> **Exercise material**:
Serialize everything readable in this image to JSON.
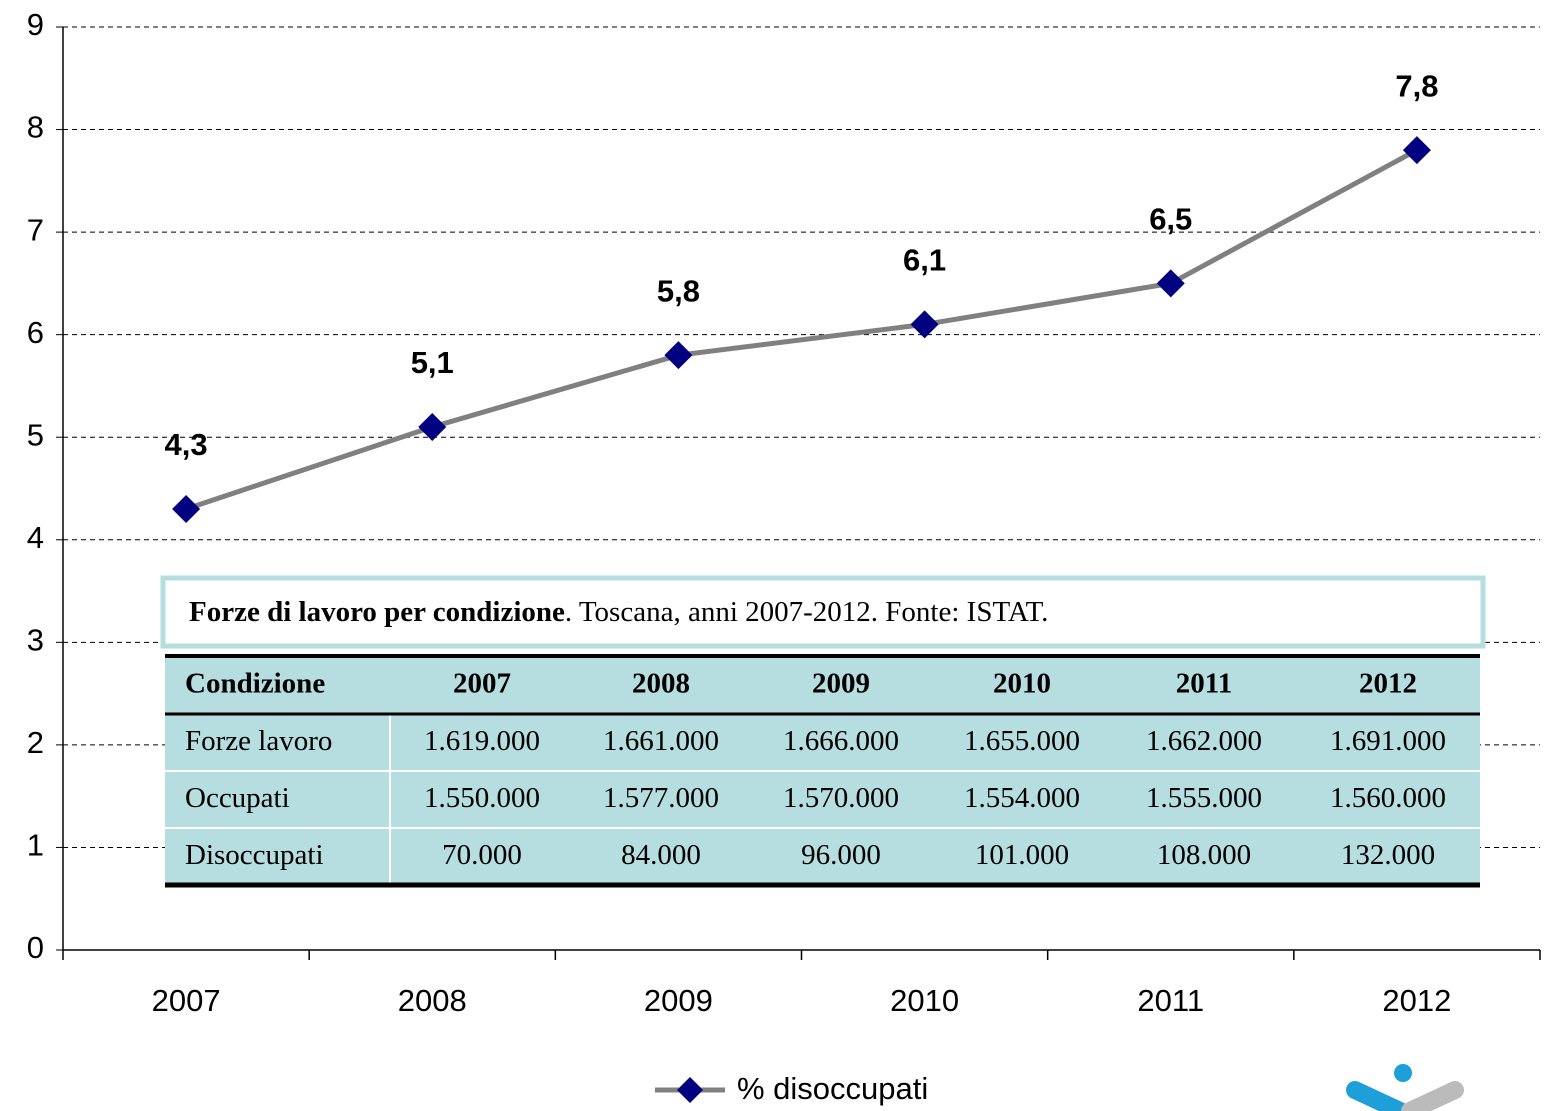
{
  "chart_data": {
    "type": "line",
    "categories": [
      "2007",
      "2008",
      "2009",
      "2010",
      "2011",
      "2012"
    ],
    "series": [
      {
        "name": "% disoccupati",
        "color": "#808080",
        "marker_color": "#000080",
        "values": [
          4.3,
          5.1,
          5.8,
          6.1,
          6.5,
          7.8
        ],
        "value_labels": [
          "4,3",
          "5,1",
          "5,8",
          "6,1",
          "6,5",
          "7,8"
        ]
      }
    ],
    "ylim": [
      0,
      9
    ],
    "yticks": [
      0,
      1,
      2,
      3,
      4,
      5,
      6,
      7,
      8,
      9
    ],
    "grid": true,
    "legend": "bottom"
  },
  "table": {
    "caption_title": "Forze di lavoro per condizione",
    "caption_text": ". Toscana, anni 2007-2012. Fonte: ISTAT.",
    "header": [
      "Condizione",
      "2007",
      "2008",
      "2009",
      "2010",
      "2011",
      "2012"
    ],
    "rows": [
      [
        "Forze lavoro",
        "1.619.000",
        "1.661.000",
        "1.666.000",
        "1.655.000",
        "1.662.000",
        "1.691.000"
      ],
      [
        "Occupati",
        "1.550.000",
        "1.577.000",
        "1.570.000",
        "1.554.000",
        "1.555.000",
        "1.560.000"
      ],
      [
        "Disoccupati",
        "70.000",
        "84.000",
        "96.000",
        "101.000",
        "108.000",
        "132.000"
      ]
    ]
  }
}
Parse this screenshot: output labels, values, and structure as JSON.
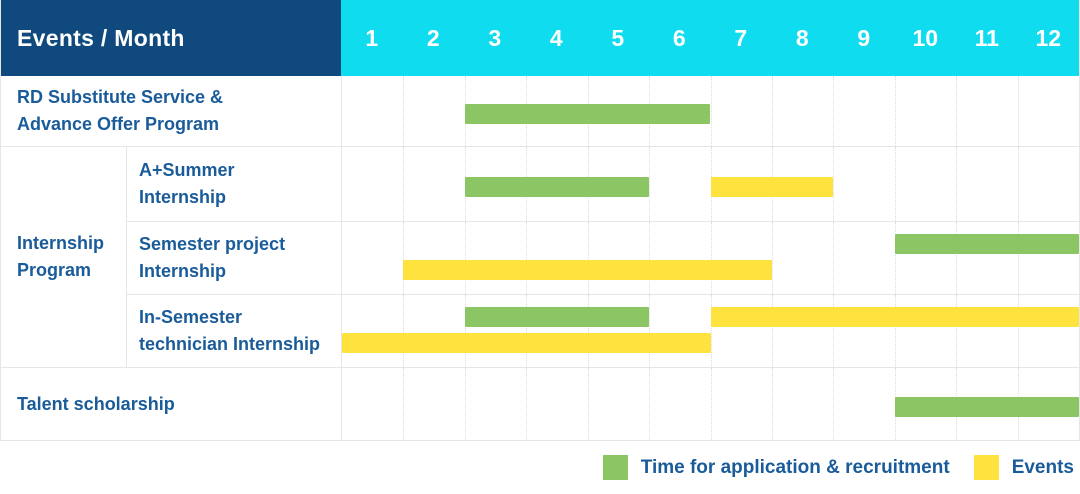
{
  "header": {
    "title": "Events / Month"
  },
  "months": [
    "1",
    "2",
    "3",
    "4",
    "5",
    "6",
    "7",
    "8",
    "9",
    "10",
    "11",
    "12"
  ],
  "colors": {
    "header_bg": "#10497e",
    "month_header_bg": "#0fdcef",
    "header_text": "#ffffff",
    "label_text": "#1a5b9a",
    "grid_line": "#e6e6e6",
    "application": "#8cc563",
    "event": "#fee23e"
  },
  "chart_data": {
    "type": "gantt",
    "title": "Events / Month",
    "x_axis": {
      "unit": "month",
      "ticks": [
        1,
        2,
        3,
        4,
        5,
        6,
        7,
        8,
        9,
        10,
        11,
        12
      ],
      "range": [
        1,
        12
      ]
    },
    "grid": true,
    "groups": [
      {
        "label": "Internship Program",
        "label_lines": [
          "Internship",
          "Program"
        ],
        "row_indexes": [
          1,
          2,
          3
        ]
      }
    ],
    "rows": [
      {
        "label": "RD Substitute Service & Advance Offer Program",
        "label_lines": [
          "RD Substitute Service &",
          "Advance Offer Program"
        ],
        "lines": 1,
        "bars": [
          {
            "type": "application",
            "start": 3,
            "end": 6,
            "line": 1
          }
        ]
      },
      {
        "group": "Internship Program",
        "label": "A+Summer Internship",
        "label_lines": [
          "A+Summer",
          "Internship"
        ],
        "lines": 1,
        "bars": [
          {
            "type": "application",
            "start": 3,
            "end": 5,
            "line": 1
          },
          {
            "type": "event",
            "start": 7,
            "end": 8,
            "line": 1
          }
        ]
      },
      {
        "group": "Internship Program",
        "label": "Semester project Internship",
        "label_lines": [
          "Semester project",
          "Internship"
        ],
        "lines": 2,
        "bars": [
          {
            "type": "application",
            "start": 10,
            "end": 12,
            "line": 1
          },
          {
            "type": "event",
            "start": 2,
            "end": 7,
            "line": 2
          }
        ]
      },
      {
        "group": "Internship Program",
        "label": "In-Semester technician Internship",
        "label_lines": [
          "In-Semester",
          "technician Internship"
        ],
        "lines": 2,
        "bars": [
          {
            "type": "application",
            "start": 3,
            "end": 5,
            "line": 1
          },
          {
            "type": "event",
            "start": 7,
            "end": 12,
            "line": 1
          },
          {
            "type": "event",
            "start": 1,
            "end": 6,
            "line": 2
          }
        ]
      },
      {
        "label": "Talent scholarship",
        "label_lines": [
          "Talent scholarship"
        ],
        "lines": 1,
        "bars": [
          {
            "type": "application",
            "start": 10,
            "end": 12,
            "line": 1
          }
        ]
      }
    ],
    "legend": [
      {
        "key": "application",
        "label": "Time for application & recruitment"
      },
      {
        "key": "event",
        "label": "Events"
      }
    ],
    "legend_position": "bottom-right"
  }
}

> **Exercise instructions**: Check every line of the data above for the string "bottom", and copy those that have it.

> **Exercise answer**:
    "legend": "bottom"
    "legend_position": "bottom-right"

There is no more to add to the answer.